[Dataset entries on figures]

-- begin --

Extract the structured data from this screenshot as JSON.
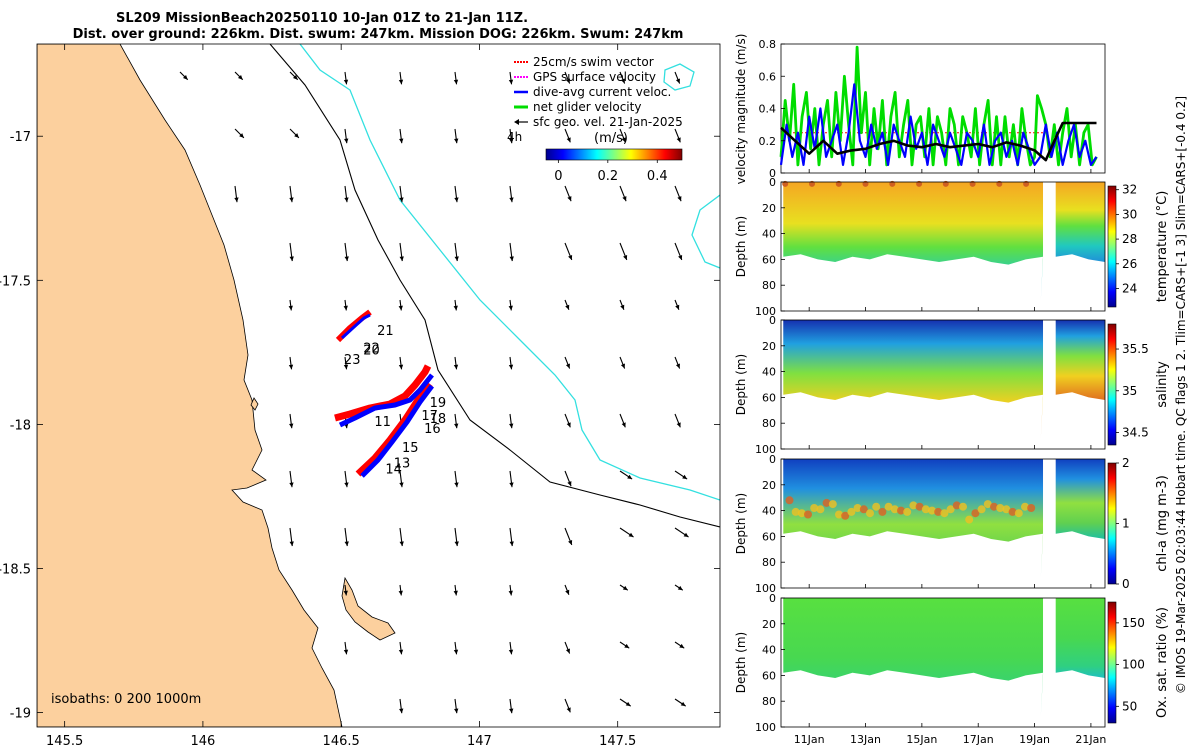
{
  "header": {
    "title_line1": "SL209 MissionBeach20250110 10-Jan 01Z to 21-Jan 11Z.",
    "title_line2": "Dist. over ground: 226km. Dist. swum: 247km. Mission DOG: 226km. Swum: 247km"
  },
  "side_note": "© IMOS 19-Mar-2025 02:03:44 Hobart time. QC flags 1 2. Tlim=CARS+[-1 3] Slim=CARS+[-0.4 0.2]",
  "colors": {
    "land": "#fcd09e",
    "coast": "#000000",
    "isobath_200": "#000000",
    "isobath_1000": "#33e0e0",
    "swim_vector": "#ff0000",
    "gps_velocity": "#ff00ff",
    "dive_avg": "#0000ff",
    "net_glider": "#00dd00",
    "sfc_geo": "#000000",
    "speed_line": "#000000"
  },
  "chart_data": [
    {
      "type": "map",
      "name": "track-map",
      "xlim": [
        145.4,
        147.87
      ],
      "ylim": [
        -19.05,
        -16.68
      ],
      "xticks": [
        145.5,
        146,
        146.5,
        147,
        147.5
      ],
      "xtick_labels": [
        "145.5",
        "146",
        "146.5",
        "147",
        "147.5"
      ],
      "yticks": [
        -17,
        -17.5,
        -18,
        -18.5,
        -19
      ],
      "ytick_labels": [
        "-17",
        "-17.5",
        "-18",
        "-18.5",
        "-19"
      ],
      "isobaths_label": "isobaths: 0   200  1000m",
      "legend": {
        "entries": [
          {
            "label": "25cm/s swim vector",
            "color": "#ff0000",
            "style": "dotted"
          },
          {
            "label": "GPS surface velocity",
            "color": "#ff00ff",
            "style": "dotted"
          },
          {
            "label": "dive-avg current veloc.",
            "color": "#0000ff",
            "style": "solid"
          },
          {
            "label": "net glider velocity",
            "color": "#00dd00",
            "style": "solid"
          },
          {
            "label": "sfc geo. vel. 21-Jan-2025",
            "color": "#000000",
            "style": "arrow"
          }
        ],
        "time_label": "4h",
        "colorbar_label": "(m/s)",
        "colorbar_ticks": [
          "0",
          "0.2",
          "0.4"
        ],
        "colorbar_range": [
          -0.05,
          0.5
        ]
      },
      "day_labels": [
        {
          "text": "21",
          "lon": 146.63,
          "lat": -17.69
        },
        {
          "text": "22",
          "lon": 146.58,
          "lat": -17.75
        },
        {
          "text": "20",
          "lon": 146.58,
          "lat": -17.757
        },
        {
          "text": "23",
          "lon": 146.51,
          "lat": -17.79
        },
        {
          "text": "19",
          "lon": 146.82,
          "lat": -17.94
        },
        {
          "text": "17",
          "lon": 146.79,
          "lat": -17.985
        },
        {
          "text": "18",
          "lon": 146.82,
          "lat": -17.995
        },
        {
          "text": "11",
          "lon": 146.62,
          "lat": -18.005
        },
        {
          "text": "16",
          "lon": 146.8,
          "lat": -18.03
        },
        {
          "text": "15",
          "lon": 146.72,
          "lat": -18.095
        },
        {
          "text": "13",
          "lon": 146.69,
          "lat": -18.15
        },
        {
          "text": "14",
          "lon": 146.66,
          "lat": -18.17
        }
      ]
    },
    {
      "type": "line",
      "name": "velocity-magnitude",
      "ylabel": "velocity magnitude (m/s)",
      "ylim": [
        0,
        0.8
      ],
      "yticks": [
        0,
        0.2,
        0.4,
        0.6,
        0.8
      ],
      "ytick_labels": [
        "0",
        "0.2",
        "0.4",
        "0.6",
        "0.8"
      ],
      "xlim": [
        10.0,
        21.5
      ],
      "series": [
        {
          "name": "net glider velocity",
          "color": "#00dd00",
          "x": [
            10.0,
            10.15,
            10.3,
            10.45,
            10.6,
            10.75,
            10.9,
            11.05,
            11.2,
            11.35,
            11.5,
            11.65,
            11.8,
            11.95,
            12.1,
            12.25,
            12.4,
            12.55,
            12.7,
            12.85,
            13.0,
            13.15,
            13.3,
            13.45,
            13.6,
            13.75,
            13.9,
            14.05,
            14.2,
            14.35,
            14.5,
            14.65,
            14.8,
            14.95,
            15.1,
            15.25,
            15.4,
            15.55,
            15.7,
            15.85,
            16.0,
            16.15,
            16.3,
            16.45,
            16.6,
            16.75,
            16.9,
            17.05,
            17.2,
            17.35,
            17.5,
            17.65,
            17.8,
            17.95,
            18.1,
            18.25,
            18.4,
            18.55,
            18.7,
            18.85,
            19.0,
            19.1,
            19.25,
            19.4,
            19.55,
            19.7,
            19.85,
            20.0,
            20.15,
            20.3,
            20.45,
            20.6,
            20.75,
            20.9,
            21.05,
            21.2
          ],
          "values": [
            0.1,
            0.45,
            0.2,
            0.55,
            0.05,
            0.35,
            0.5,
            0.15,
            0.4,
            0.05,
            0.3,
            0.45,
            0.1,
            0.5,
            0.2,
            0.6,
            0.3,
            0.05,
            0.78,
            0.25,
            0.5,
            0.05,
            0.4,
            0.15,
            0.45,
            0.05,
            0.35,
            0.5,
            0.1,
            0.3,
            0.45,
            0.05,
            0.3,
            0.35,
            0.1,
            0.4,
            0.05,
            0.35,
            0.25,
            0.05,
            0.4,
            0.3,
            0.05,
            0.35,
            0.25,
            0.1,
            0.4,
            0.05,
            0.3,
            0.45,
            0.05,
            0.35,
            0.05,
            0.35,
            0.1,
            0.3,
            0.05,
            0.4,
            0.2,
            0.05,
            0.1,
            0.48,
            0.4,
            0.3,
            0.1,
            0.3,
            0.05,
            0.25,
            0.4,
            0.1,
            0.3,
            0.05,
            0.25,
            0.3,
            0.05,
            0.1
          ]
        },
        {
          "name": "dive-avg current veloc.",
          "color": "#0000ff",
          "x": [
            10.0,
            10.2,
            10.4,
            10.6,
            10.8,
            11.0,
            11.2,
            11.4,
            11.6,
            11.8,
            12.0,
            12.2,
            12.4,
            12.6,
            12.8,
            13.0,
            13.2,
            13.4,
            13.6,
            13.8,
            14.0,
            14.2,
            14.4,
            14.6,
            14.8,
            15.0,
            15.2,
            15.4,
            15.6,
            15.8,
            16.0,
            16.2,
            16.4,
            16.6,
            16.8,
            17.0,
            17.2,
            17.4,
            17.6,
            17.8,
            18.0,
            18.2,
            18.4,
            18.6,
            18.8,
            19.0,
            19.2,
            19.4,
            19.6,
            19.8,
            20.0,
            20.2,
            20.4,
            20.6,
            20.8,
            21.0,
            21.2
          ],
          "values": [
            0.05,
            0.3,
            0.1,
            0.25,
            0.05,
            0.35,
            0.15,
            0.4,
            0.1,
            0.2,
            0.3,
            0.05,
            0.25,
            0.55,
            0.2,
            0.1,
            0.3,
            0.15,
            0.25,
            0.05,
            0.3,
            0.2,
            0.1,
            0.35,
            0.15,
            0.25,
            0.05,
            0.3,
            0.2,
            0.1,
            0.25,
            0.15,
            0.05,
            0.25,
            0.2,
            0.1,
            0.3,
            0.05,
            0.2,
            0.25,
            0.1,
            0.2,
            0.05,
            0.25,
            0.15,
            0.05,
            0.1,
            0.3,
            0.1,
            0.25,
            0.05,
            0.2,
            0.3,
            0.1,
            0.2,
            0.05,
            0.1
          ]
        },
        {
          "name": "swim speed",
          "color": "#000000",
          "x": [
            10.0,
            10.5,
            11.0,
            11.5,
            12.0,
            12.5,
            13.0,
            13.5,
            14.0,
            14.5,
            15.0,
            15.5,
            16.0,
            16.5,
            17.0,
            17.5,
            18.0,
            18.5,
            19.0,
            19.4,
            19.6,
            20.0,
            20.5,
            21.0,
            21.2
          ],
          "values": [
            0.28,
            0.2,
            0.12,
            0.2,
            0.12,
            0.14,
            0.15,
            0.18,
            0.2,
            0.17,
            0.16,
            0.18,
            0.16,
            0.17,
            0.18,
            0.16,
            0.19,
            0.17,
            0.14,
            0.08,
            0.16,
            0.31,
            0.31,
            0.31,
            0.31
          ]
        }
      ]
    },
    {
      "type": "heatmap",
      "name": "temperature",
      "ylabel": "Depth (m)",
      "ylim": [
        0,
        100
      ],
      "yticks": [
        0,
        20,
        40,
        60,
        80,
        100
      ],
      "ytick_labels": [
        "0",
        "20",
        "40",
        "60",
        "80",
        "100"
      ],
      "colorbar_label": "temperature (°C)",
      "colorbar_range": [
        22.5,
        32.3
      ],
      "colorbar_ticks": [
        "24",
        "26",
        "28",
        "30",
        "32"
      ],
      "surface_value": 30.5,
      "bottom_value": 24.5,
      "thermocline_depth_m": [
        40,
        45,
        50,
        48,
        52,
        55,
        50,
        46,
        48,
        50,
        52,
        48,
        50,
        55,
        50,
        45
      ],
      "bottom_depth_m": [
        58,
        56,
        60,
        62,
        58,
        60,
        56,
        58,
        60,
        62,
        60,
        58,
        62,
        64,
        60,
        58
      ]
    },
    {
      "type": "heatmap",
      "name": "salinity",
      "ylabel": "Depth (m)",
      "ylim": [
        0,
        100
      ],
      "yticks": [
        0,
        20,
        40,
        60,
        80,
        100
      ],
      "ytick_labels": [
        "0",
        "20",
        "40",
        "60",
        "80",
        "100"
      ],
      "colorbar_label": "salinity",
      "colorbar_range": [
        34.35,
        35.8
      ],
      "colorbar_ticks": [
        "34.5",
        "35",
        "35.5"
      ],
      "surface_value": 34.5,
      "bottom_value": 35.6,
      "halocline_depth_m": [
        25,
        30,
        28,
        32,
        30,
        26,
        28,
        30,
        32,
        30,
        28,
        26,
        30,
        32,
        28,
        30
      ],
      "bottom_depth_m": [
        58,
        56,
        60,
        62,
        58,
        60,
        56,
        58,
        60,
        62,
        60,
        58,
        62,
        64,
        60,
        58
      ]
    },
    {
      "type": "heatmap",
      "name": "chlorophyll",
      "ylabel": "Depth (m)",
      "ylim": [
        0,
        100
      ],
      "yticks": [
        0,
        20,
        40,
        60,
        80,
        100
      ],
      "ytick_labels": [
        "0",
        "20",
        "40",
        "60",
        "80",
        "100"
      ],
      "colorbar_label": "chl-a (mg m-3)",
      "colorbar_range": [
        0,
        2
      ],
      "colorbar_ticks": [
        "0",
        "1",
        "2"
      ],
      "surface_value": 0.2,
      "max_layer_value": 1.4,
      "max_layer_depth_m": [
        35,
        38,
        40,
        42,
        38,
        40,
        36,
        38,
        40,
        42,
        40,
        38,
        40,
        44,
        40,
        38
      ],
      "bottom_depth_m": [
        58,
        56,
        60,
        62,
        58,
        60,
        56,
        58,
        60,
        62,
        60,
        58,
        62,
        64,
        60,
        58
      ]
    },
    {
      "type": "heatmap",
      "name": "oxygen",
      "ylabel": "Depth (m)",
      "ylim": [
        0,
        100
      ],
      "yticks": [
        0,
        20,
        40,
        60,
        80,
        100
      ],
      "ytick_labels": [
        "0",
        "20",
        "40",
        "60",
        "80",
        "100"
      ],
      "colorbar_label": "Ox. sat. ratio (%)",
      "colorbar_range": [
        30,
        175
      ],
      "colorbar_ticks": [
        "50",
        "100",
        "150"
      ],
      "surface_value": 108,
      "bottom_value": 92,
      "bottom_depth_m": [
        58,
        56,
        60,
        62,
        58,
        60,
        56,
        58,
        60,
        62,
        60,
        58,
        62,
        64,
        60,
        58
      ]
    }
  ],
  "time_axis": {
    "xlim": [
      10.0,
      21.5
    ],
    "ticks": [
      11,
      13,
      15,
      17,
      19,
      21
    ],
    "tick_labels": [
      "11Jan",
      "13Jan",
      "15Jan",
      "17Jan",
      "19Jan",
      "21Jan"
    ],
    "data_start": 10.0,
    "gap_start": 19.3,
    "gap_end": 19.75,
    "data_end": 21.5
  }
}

-- end --

PROMPT → Check each line above for the string "text", then copy the ones that have it.

REPLY →
          "text": "21",
          "text": "22",
          "text": "20",
          "text": "23",
          "text": "19",
          "text": "17",
          "text": "18",
          "text": "11",
          "text": "16",
          "text": "15",
          "text": "13",
          "text": "14",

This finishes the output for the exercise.